WHAT THE EXERCISE ASKS >> Count, in the entries below, the lines in which "Investment" occurs. Give the number, nothing more.

**** THE DATA ****

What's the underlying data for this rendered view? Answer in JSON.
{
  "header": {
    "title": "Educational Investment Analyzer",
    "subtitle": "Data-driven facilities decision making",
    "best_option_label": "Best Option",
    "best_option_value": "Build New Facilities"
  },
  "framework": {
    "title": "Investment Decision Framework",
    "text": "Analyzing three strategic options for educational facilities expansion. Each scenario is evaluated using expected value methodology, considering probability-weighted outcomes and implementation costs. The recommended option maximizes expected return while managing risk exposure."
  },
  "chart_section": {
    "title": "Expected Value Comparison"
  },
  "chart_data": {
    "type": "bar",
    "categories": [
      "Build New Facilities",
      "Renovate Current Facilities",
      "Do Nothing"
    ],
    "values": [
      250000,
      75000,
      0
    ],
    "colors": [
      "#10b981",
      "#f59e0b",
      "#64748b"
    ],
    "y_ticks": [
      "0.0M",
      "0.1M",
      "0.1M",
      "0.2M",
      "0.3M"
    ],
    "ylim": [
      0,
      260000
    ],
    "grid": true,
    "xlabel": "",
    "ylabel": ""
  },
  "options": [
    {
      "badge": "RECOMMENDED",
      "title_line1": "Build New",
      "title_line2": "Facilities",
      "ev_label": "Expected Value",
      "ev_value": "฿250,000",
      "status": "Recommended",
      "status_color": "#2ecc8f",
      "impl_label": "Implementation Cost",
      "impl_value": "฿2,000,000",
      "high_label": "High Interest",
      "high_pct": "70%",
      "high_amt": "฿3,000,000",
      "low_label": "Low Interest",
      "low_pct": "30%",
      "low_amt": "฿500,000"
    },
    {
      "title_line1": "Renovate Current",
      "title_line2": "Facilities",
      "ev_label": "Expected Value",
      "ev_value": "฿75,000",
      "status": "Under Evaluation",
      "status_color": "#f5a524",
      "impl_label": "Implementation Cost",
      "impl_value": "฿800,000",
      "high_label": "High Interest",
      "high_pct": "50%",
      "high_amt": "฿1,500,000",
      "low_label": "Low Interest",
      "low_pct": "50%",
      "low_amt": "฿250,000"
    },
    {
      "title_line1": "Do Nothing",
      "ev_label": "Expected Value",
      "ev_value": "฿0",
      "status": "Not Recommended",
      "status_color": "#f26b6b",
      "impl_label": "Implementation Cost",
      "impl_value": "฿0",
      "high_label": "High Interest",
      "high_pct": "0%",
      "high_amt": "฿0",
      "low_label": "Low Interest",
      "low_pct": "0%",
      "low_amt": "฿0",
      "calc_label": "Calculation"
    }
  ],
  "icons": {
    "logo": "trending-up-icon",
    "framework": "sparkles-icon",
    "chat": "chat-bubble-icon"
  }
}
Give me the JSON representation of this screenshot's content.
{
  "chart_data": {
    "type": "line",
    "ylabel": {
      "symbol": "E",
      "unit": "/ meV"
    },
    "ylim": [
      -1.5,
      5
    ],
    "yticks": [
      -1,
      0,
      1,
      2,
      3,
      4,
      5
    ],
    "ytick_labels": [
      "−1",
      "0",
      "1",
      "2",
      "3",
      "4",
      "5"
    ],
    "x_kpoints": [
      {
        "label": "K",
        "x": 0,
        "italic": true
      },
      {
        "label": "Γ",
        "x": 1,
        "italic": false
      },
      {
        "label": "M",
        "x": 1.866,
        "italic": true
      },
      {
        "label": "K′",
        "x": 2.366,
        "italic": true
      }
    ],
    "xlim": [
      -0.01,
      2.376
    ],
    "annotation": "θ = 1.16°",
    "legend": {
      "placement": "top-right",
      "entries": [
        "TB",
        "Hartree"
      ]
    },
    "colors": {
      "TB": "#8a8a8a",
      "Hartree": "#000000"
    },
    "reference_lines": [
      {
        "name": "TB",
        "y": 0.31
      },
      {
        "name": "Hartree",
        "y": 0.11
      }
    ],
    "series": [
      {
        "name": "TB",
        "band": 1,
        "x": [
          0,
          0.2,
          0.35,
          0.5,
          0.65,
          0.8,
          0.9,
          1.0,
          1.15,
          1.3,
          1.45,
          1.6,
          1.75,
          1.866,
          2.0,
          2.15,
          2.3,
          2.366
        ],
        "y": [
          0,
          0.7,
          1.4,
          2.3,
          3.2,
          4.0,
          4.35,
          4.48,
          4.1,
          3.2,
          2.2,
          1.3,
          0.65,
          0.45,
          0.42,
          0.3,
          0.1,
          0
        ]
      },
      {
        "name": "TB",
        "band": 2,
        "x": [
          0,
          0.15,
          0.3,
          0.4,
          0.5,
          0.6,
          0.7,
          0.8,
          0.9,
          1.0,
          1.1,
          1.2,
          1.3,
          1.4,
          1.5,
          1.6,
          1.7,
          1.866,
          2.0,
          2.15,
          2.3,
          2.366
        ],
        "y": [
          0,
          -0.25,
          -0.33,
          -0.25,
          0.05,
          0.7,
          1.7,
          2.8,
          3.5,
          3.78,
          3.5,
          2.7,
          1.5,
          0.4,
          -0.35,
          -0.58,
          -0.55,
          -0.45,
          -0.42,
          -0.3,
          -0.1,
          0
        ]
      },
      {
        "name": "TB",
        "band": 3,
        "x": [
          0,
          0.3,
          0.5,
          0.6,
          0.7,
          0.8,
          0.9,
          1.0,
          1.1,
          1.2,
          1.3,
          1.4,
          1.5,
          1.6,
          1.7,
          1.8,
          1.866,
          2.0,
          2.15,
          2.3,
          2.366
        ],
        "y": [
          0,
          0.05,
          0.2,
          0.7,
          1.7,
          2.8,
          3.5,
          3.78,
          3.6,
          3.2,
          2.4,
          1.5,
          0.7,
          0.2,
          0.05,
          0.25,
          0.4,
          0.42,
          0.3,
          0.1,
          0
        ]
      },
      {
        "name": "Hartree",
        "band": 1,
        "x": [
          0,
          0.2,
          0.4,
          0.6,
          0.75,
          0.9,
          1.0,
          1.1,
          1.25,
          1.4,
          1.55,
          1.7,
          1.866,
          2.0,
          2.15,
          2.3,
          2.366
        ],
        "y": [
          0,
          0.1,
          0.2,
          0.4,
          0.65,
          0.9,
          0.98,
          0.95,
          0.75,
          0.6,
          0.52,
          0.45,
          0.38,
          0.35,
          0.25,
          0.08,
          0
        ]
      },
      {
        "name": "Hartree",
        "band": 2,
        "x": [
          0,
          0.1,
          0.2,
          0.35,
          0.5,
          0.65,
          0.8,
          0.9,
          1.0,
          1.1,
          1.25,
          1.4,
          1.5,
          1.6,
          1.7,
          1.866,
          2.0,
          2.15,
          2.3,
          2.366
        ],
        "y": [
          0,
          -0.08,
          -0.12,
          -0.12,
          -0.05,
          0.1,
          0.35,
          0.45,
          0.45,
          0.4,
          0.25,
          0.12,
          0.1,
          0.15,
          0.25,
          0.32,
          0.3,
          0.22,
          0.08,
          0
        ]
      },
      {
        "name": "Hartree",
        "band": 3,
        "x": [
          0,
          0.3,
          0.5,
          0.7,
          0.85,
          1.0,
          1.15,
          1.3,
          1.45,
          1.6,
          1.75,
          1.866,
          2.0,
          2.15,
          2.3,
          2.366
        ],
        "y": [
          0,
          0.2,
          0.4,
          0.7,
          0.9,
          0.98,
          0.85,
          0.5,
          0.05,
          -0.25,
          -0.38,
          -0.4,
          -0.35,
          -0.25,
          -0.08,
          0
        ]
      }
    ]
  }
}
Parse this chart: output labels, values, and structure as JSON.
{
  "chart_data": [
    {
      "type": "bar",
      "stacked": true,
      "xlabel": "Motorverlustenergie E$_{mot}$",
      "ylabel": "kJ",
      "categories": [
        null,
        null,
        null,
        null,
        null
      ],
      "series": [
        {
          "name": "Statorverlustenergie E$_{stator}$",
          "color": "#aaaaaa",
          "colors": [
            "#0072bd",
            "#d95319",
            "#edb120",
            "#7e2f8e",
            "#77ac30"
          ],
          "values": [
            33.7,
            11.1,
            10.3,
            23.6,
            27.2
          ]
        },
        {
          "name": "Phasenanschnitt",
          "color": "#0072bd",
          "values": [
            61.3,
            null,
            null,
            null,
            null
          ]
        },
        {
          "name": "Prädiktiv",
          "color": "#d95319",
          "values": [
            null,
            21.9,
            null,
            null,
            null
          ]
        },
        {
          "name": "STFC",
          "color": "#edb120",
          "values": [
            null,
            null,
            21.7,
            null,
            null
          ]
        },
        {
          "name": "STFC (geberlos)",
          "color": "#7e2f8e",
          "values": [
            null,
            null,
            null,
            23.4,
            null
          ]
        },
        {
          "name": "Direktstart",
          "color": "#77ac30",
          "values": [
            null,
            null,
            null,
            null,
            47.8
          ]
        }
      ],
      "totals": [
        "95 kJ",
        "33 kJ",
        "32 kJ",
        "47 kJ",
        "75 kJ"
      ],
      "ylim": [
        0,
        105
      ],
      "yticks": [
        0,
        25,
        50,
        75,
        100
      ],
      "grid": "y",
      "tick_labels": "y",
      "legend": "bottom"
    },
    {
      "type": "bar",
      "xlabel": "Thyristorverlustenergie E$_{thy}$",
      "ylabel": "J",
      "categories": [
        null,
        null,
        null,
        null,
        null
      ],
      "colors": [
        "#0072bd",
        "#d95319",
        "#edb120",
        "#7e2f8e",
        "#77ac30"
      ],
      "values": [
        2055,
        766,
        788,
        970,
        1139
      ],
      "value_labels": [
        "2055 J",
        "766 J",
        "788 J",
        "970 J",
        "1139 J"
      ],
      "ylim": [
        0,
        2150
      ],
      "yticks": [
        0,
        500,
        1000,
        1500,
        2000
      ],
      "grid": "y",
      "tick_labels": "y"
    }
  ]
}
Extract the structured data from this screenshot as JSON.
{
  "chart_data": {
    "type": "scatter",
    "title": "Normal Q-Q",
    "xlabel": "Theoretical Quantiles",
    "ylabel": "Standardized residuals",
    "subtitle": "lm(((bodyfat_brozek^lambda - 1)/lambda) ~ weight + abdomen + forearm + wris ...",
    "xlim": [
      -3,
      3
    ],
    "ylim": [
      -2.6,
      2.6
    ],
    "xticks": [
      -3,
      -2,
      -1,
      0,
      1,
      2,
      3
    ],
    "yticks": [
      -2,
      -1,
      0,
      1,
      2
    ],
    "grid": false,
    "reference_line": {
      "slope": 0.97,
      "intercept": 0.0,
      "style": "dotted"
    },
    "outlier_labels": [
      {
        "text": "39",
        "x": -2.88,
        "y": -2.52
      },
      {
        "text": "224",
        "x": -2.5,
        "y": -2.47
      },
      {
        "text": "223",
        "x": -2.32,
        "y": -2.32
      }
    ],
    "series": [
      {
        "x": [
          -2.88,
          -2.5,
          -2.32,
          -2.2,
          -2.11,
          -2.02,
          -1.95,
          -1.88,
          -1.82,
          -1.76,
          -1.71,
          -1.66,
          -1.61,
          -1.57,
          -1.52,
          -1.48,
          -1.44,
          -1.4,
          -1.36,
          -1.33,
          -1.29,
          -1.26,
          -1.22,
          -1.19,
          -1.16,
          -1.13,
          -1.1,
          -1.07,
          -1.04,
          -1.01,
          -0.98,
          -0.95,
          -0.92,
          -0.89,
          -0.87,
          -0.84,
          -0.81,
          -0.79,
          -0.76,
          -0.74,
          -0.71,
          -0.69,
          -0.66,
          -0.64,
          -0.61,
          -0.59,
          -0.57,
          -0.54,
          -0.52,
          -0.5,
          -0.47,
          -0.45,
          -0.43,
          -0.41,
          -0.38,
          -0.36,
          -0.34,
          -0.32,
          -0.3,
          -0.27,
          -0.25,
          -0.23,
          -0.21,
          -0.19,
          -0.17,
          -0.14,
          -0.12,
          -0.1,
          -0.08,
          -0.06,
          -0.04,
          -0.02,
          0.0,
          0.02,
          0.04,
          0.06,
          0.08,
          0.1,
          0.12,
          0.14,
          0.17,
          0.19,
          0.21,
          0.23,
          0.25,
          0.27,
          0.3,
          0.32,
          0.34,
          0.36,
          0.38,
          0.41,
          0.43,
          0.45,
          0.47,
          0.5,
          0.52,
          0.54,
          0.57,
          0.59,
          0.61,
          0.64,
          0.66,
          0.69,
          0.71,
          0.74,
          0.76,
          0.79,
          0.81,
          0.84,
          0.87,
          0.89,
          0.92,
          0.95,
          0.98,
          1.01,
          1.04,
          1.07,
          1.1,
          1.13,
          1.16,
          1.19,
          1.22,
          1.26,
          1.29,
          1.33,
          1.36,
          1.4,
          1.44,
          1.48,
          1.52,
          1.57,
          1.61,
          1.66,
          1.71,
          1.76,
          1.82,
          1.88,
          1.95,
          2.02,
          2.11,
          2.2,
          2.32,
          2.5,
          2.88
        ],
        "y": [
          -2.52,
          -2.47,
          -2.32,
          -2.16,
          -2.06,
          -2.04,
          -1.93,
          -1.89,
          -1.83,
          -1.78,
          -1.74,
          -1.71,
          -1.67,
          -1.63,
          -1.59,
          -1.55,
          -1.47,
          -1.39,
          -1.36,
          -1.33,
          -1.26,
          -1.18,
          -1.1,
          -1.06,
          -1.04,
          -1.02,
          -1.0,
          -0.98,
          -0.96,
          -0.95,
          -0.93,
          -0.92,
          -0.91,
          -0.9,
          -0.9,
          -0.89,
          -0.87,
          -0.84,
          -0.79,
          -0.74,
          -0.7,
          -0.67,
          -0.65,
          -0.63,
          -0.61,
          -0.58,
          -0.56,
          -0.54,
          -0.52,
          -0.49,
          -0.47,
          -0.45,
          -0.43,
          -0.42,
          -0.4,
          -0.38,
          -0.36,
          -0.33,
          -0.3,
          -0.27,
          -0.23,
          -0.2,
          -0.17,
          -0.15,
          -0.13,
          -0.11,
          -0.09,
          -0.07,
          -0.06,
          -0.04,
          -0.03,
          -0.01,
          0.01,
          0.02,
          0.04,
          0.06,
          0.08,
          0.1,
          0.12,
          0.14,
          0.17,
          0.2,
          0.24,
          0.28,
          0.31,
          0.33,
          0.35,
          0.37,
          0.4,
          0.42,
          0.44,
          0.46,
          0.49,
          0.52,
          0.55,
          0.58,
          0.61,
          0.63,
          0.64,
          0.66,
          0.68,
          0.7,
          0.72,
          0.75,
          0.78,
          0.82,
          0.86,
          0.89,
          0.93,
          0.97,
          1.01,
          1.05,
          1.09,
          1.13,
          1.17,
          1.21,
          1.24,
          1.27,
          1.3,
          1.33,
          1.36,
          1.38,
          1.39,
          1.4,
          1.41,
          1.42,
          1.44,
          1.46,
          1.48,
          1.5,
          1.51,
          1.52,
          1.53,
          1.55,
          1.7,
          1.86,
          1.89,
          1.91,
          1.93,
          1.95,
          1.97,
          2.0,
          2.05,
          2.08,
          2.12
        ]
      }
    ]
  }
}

****

SOLUTION FOR THIS TASK >> 2